### Challenge
Identify each line holding the string "cadenas" and copy it.

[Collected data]
Start
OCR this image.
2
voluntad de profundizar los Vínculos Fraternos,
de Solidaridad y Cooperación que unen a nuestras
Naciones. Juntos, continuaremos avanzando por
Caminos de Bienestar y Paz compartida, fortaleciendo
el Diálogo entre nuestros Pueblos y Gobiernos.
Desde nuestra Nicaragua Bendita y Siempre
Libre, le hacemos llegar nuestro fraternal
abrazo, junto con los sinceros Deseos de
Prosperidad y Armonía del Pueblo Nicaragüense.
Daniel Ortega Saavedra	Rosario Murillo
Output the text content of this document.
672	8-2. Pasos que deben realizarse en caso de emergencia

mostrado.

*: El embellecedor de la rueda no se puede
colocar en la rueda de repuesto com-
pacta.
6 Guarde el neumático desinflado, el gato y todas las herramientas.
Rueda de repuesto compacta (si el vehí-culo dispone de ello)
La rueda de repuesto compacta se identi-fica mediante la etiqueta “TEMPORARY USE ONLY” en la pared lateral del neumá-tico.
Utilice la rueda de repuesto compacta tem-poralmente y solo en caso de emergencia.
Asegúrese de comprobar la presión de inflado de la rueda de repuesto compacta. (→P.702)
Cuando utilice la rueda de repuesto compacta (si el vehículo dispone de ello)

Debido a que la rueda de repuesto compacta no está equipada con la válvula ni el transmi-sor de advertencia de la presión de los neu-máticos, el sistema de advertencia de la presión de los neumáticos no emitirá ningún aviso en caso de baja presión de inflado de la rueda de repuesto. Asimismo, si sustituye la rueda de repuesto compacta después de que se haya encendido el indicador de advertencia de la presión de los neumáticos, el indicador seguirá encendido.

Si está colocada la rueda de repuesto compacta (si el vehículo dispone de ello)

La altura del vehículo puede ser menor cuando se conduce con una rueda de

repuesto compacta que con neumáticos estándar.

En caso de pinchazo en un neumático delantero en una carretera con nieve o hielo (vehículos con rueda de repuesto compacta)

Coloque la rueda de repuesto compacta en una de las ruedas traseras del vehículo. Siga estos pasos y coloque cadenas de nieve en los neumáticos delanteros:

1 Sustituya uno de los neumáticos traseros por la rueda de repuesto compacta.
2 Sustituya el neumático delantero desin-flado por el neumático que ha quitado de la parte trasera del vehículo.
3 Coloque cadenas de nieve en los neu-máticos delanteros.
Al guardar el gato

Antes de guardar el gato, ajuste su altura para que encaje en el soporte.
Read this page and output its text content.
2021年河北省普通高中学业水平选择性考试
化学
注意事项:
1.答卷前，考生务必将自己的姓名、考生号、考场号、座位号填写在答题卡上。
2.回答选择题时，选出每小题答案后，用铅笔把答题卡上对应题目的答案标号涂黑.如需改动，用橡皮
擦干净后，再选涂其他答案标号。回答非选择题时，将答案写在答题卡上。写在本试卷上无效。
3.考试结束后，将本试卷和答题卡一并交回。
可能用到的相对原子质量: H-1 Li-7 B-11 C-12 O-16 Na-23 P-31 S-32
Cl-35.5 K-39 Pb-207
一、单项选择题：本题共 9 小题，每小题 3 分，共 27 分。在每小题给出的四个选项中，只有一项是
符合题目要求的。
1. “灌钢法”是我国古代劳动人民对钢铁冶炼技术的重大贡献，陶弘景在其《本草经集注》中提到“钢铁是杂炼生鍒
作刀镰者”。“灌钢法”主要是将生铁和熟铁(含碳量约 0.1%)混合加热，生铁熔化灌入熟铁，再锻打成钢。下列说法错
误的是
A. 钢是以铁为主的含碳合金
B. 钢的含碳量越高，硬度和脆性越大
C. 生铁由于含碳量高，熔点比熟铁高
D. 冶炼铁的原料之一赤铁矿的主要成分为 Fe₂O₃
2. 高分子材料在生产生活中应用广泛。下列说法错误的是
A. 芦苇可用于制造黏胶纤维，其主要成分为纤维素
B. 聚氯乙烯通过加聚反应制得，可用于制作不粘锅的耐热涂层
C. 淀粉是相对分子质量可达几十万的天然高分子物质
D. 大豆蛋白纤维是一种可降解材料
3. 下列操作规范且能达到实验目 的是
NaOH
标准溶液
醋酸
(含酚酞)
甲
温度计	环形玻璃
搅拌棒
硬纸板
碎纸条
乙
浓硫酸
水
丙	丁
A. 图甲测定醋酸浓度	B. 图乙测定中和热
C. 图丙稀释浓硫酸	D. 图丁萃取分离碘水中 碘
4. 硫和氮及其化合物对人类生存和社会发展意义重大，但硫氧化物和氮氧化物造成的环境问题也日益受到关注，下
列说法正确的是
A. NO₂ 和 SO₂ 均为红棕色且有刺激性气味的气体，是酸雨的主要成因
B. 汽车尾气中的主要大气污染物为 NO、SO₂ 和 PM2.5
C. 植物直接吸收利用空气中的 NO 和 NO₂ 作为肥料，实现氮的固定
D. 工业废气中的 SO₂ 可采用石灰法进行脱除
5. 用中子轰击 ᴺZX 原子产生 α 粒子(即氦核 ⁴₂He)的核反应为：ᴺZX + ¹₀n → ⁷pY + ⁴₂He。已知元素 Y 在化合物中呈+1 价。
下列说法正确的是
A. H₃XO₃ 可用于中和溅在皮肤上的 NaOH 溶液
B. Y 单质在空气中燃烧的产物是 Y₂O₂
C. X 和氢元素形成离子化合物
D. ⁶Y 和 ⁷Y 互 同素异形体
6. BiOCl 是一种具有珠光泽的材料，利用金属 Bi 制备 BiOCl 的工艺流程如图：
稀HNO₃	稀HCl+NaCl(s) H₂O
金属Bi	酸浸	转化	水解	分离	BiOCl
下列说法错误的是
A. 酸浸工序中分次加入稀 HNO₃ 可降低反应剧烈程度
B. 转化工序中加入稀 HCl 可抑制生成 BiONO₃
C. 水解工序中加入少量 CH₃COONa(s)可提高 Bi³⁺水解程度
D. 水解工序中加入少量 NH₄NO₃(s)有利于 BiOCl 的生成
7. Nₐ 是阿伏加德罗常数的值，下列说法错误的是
End
### Answer to this problem
Coloque la rueda de repuesto compacta en una de las ruedas traseras del vehículo. Siga estos pasos y coloque cadenas de nieve en los neumáticos delanteros:
3 Coloque cadenas de nieve en los neu-máticos delanteros.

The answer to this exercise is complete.